→ WORK TO BE COMPLETED
Report how many lines of the records below include the word "Performing". Give nothing but the number.

→ DATA SUPPLIED
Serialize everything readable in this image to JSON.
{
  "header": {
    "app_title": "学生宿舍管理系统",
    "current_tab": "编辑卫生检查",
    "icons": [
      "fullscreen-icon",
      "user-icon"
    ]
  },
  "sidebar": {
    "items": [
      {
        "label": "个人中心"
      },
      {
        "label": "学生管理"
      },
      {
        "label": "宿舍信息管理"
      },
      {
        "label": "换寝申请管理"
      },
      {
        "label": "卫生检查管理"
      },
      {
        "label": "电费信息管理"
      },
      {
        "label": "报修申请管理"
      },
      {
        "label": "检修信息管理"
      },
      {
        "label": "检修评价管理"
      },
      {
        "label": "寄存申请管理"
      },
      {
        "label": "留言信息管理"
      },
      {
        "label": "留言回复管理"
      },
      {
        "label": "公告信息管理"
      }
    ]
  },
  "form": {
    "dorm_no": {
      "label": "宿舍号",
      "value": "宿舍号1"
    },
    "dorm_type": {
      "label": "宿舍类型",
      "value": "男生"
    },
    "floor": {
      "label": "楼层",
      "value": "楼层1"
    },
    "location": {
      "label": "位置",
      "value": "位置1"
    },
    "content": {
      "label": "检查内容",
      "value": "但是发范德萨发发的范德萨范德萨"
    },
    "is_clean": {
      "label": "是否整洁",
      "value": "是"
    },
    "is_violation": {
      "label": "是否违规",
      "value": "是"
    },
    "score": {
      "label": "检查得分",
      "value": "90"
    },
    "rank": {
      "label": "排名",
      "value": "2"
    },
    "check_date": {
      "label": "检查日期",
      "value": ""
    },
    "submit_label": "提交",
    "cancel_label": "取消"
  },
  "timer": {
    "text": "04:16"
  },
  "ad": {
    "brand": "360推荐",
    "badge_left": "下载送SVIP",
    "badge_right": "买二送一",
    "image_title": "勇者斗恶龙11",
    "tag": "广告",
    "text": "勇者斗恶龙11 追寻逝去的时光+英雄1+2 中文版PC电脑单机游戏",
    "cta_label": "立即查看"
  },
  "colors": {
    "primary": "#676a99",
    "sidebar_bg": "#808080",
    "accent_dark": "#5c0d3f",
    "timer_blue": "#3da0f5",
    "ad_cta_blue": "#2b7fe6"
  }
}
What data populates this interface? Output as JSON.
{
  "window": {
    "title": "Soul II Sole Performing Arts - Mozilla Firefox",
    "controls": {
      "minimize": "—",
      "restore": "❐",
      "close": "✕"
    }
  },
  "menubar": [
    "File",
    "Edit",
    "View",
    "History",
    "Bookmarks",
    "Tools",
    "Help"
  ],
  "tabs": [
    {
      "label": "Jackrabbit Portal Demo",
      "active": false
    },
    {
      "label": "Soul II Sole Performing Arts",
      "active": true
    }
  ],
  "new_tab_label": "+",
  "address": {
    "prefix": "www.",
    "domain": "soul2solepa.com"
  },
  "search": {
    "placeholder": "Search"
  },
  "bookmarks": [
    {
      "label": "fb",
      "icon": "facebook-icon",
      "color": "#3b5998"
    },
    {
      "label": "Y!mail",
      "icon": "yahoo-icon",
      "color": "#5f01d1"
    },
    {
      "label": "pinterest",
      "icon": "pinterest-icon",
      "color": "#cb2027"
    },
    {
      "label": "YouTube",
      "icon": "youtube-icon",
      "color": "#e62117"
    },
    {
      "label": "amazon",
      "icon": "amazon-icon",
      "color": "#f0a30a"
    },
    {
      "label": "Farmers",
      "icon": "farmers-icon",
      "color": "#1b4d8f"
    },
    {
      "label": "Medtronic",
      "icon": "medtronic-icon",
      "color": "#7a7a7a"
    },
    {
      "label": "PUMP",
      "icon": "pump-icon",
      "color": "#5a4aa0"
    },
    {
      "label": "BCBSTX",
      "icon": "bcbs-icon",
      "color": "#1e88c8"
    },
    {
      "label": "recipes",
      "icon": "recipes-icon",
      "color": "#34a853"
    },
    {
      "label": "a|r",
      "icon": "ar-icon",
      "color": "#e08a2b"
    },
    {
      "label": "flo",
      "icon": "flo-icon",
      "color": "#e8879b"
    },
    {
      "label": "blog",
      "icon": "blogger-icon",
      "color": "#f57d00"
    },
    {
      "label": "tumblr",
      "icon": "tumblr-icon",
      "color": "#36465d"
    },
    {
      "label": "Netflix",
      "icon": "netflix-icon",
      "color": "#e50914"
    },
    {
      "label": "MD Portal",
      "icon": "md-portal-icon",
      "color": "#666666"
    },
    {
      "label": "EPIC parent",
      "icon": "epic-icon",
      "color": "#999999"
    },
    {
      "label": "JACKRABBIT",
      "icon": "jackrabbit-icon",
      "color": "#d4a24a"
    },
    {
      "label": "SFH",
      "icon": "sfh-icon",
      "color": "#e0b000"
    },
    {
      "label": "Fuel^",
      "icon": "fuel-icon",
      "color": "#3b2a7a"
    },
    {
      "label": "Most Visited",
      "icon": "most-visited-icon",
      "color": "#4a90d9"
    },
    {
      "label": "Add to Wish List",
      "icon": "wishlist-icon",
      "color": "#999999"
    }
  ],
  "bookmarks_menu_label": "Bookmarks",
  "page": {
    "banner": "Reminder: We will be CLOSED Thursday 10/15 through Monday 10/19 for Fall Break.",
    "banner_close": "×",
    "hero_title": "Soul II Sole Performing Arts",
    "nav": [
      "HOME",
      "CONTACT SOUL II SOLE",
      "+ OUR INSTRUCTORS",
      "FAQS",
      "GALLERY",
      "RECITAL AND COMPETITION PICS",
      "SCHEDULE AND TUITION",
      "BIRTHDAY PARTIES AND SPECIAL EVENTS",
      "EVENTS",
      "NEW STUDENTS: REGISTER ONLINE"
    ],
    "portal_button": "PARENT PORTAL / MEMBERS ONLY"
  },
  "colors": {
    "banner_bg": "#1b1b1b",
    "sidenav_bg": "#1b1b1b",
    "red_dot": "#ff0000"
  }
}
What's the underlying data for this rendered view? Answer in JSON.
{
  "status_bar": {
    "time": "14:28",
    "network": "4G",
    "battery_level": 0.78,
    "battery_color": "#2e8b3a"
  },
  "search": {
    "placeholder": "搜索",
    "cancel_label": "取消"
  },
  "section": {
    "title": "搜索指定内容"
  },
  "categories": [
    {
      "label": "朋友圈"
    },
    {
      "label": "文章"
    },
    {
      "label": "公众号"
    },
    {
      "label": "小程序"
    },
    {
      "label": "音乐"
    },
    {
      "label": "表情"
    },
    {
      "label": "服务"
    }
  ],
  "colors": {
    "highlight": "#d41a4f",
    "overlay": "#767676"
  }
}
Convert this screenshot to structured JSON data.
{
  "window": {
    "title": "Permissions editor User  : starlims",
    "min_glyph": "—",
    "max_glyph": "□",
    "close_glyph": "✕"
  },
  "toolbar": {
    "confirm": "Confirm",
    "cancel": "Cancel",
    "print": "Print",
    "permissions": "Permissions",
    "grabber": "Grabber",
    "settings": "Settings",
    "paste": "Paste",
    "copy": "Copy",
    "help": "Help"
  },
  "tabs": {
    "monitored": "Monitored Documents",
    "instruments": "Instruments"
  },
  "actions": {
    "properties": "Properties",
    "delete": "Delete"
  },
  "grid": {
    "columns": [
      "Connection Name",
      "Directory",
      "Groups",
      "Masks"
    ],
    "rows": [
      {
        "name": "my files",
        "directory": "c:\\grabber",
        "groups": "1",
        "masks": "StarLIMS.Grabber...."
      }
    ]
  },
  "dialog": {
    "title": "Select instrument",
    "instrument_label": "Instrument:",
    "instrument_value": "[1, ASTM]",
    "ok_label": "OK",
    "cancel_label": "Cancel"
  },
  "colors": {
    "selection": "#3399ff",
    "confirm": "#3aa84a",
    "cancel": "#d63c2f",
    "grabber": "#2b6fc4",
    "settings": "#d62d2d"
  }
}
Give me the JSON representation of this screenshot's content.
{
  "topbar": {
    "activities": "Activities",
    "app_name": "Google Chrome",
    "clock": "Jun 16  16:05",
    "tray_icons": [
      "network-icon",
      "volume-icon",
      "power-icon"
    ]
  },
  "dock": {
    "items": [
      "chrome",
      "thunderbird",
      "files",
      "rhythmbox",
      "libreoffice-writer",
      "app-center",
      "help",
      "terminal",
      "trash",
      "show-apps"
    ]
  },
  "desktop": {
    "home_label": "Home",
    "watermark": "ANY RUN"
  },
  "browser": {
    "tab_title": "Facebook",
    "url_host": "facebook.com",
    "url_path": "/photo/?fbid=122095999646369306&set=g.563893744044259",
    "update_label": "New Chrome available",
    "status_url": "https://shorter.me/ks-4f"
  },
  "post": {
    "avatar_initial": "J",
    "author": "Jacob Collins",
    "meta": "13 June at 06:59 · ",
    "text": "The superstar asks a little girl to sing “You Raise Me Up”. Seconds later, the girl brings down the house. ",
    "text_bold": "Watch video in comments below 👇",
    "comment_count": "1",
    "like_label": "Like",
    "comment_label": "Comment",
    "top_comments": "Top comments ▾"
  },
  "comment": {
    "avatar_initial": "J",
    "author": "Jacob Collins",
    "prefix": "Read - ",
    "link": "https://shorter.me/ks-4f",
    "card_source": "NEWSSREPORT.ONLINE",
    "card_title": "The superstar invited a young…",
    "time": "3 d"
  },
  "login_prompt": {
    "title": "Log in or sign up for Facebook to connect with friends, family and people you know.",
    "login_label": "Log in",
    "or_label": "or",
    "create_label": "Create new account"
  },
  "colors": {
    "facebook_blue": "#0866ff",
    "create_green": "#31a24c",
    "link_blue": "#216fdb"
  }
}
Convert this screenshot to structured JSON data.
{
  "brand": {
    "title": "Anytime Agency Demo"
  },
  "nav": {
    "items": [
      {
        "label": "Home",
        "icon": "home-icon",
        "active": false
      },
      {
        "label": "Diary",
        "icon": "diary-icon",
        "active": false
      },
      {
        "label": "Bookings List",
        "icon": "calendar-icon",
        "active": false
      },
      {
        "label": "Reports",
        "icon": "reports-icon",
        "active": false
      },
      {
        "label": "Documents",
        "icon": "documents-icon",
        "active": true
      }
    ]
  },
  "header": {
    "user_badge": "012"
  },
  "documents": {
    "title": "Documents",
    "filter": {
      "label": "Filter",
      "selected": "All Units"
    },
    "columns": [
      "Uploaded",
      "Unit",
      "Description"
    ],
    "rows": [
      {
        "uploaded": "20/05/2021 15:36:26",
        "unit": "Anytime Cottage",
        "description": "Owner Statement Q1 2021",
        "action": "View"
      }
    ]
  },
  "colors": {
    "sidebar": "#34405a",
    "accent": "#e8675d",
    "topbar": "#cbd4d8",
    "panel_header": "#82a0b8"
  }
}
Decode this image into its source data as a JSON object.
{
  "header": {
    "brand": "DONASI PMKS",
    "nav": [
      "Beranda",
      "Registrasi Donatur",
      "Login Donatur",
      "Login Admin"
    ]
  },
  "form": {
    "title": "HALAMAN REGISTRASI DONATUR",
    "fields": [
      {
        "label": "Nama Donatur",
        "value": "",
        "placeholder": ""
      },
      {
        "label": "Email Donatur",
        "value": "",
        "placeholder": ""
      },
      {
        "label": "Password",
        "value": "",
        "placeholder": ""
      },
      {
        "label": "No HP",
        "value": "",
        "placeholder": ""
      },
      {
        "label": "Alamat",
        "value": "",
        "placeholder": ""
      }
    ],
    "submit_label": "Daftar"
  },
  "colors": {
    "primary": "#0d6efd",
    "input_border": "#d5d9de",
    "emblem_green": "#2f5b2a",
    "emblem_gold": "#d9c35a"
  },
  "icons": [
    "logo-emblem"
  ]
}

→ FULL OUTPUT
3